- _Exercise_:
Tally up the lines carrying the string "radius" and respond with only the resulting number.

- _Dataset extract_:
++++++++

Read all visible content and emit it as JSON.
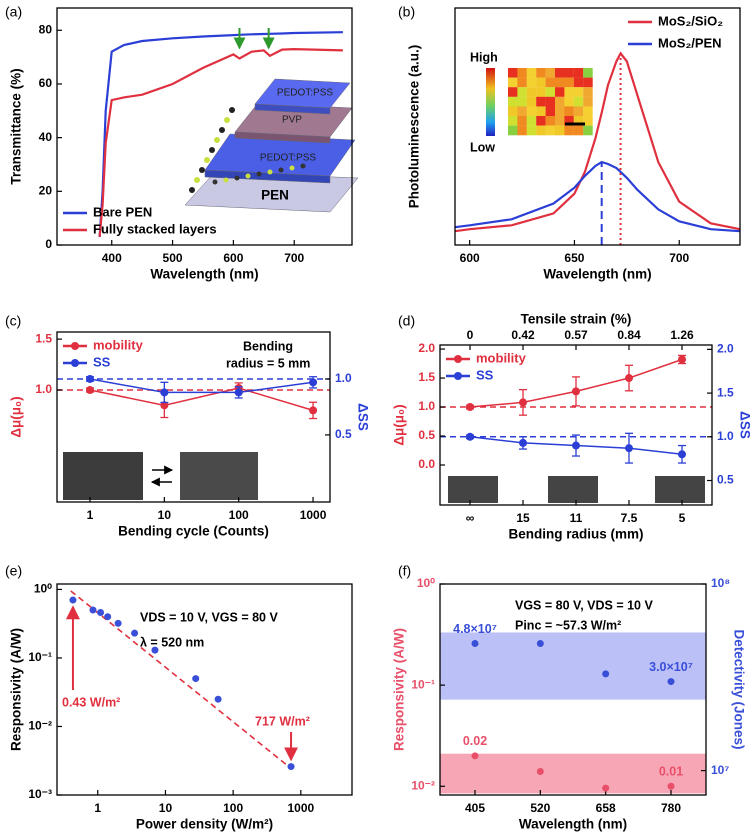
{
  "chart_data": [
    {
      "type": "line",
      "panel_label": "(a)",
      "xlabel": "Wavelength (nm)",
      "ylabel": "Transmittance (%)",
      "xlim": [
        310,
        795
      ],
      "xticks": [
        400,
        500,
        600,
        700
      ],
      "ylim": [
        0,
        88.3
      ],
      "yticks": [
        0,
        20,
        40,
        60,
        80
      ],
      "x": [
        380,
        385,
        390,
        400,
        420,
        450,
        500,
        550,
        600,
        610,
        630,
        650,
        660,
        680,
        700,
        780
      ],
      "series": [
        {
          "name": "Bare PEN",
          "color": "#2b3fd6",
          "values": [
            3,
            20,
            50,
            72,
            74.5,
            76,
            77,
            77.7,
            78.2,
            78.3,
            78.5,
            78.6,
            78.7,
            78.8,
            79,
            79.3
          ]
        },
        {
          "name": "Fully stacked layers",
          "color": "#e0303f",
          "values": [
            3,
            15,
            38,
            54,
            55,
            56,
            60,
            66,
            71,
            69.5,
            72,
            72.5,
            70.5,
            72.8,
            73,
            72.5
          ]
        }
      ],
      "legend": "lower left",
      "arrows_x": [
        610,
        658
      ],
      "arrow_color": "#2e9a2e",
      "inset_labels": [
        "PEDOT:PSS",
        "PVP",
        "PEDOT:PSS",
        "PEN"
      ]
    },
    {
      "type": "line",
      "panel_label": "(b)",
      "xlabel": "Wavelength (nm)",
      "ylabel": "Photoluminescence (a.u.)",
      "xlim": [
        593,
        729
      ],
      "xticks": [
        600,
        650,
        700
      ],
      "ylim": [
        0,
        1.2
      ],
      "x": [
        593,
        600,
        620,
        640,
        650,
        655,
        660,
        663,
        666,
        670,
        672,
        675,
        680,
        690,
        700,
        715,
        729
      ],
      "series": [
        {
          "name": "MoS₂/SiO₂",
          "color": "#e0303f",
          "values": [
            0.07,
            0.08,
            0.1,
            0.16,
            0.26,
            0.37,
            0.54,
            0.67,
            0.81,
            0.93,
            0.97,
            0.93,
            0.76,
            0.42,
            0.22,
            0.11,
            0.08
          ]
        },
        {
          "name": "MoS₂/PEN",
          "color": "#2b3fd6",
          "values": [
            0.09,
            0.1,
            0.13,
            0.21,
            0.29,
            0.35,
            0.4,
            0.42,
            0.41,
            0.39,
            0.37,
            0.34,
            0.28,
            0.18,
            0.12,
            0.08,
            0.07
          ]
        }
      ],
      "legend": "upper right",
      "peak_x": [
        672,
        663
      ],
      "inset_labels": [
        "High",
        "Low"
      ]
    },
    {
      "type": "line",
      "panel_label": "(c)",
      "xlabel": "Bending cycle (Counts)",
      "ylabel": "Δμ(μ₀)",
      "y2label": "ΔSS",
      "x": [
        1,
        10,
        100,
        1000
      ],
      "xscale": "log",
      "xlim": [
        0.36,
        1690
      ],
      "xticks": [
        1,
        10,
        100,
        1000
      ],
      "ylim": [
        -0.1,
        1.57
      ],
      "yticks": [
        {
          "value": 1,
          "label": "1.0"
        },
        1.5
      ],
      "y2lim": [
        -0.1,
        1.42
      ],
      "y2ticks": [
        0.5,
        {
          "value": 1,
          "label": "1.0"
        }
      ],
      "series": [
        {
          "name": "mobility",
          "color": "#e0303f",
          "values": [
            1.0,
            0.85,
            1.02,
            0.8
          ],
          "errors": [
            0.02,
            0.12,
            0.05,
            0.08
          ]
        },
        {
          "name": "SS",
          "color": "#2b3fd6",
          "axis": "y2",
          "values": [
            1.0,
            0.88,
            0.88,
            0.97
          ],
          "errors": [
            0.02,
            0.09,
            0.05,
            0.05
          ]
        }
      ],
      "markers": true,
      "legend": "upper left",
      "hlines": [
        {
          "axis": "y",
          "value": 1,
          "color": "#e0303f"
        },
        {
          "axis": "y2",
          "value": 1,
          "color": "#2b3fd6"
        }
      ],
      "annotations": [
        "Bending",
        "radius = 5 mm"
      ]
    },
    {
      "type": "line",
      "panel_label": "(d)",
      "xlabel": "Bending radius (mm)",
      "ylabel": "Δμ(μ₀)",
      "y2label": "ΔSS",
      "x2label": "Tensile strain (%)",
      "top_labels": [
        0,
        0.42,
        0.57,
        0.84,
        1.26
      ],
      "categories": [
        "∞",
        "15",
        "11",
        "7.5",
        "5"
      ],
      "ylim": [
        -0.69,
        2.07
      ],
      "yticks": [
        {
          "value": 0,
          "label": "0.0"
        },
        0.5,
        {
          "value": 1,
          "label": "1.0"
        },
        1.5,
        {
          "value": 2,
          "label": "2.0"
        }
      ],
      "y2lim": [
        0.22,
        2.05
      ],
      "y2ticks": [
        0.5,
        {
          "value": 1,
          "label": "1.0"
        },
        1.5,
        {
          "value": 2,
          "label": "2.0"
        }
      ],
      "series": [
        {
          "name": "mobility",
          "color": "#e0303f",
          "values": [
            1.0,
            1.08,
            1.27,
            1.5,
            1.82
          ],
          "errors": [
            0.03,
            0.22,
            0.25,
            0.22,
            0.07
          ]
        },
        {
          "name": "SS",
          "color": "#2b3fd6",
          "axis": "y2",
          "values": [
            1.0,
            0.93,
            0.9,
            0.87,
            0.8
          ],
          "errors": [
            0.02,
            0.07,
            0.12,
            0.17,
            0.1
          ]
        }
      ],
      "markers": true,
      "legend": "upper left",
      "hlines": [
        {
          "axis": "y",
          "value": 1,
          "color": "#e0303f"
        },
        {
          "axis": "y2",
          "value": 1,
          "color": "#2b3fd6"
        }
      ]
    },
    {
      "type": "scatter",
      "panel_label": "(e)",
      "xlabel": "Power density (W/m²)",
      "ylabel": "Responsivity (A/W)",
      "xscale": "log",
      "yscale": "log",
      "xlim": [
        0.25,
        5700
      ],
      "xticks": [
        1,
        10,
        100,
        1000
      ],
      "ylim": [
        0.001,
        1.2
      ],
      "yticks": [
        {
          "value": 0.001,
          "label": "10⁻³"
        },
        {
          "value": 0.01,
          "label": "10⁻²"
        },
        {
          "value": 0.1,
          "label": "10⁻¹"
        },
        {
          "value": 1,
          "label": "10⁰"
        }
      ],
      "x": [
        0.43,
        0.85,
        1.1,
        1.4,
        2,
        3.5,
        7,
        28,
        60,
        717
      ],
      "values": [
        0.7,
        0.5,
        0.46,
        0.4,
        0.32,
        0.23,
        0.13,
        0.05,
        0.025,
        0.0026
      ],
      "color": "#3a4fd8",
      "fit": {
        "x": [
          0.4,
          730
        ],
        "values": [
          0.95,
          0.0024
        ],
        "color": "#e0303f"
      },
      "annotations": [
        "VDS = 10 V, VGS = 80 V",
        "λ = 520 nm",
        "0.43 W/m²",
        "717 W/m²"
      ]
    },
    {
      "type": "scatter",
      "panel_label": "(f)",
      "xlabel": "Wavelength (nm)",
      "ylabel": "Responsivity (A/W)",
      "y2label": "Detectivity (Jones)",
      "categories": [
        "405",
        "520",
        "658",
        "780"
      ],
      "yscale": "log",
      "y2scale": "log",
      "ylim": [
        0.0082,
        1
      ],
      "yticks": [
        {
          "value": 0.01,
          "label": "10⁻²"
        },
        {
          "value": 0.1,
          "label": "10⁻¹"
        },
        {
          "value": 1,
          "label": "10⁰"
        }
      ],
      "y2lim": [
        7400000,
        100000000
      ],
      "y2ticks": [
        {
          "value": 10000000,
          "label": "10⁷"
        },
        {
          "value": 100000000,
          "label": "10⁸"
        }
      ],
      "series": [
        {
          "color": "#e8506a",
          "values": [
            0.02,
            0.014,
            0.0096,
            0.01
          ],
          "value_labels": [
            "0.02",
            null,
            null,
            "0.01"
          ]
        },
        {
          "color": "#3a4fd8",
          "axis": "y2",
          "values": [
            48000000,
            48000000,
            33000000,
            30000000
          ],
          "value_labels": [
            "4.8×10⁷",
            null,
            null,
            "3.0×10⁷"
          ]
        }
      ],
      "bands": [
        {
          "axis": "y",
          "from": 0.0085,
          "to": 0.021,
          "color": "#f26a85"
        },
        {
          "axis": "y2",
          "from": 24000000,
          "to": 55000000,
          "color": "#8e96f0"
        }
      ],
      "annotations": [
        "VGS = 80 V, VDS = 10 V",
        "Pinc = ~57.3 W/m²"
      ]
    }
  ]
}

++++++++

- _Answer to this problem_:
2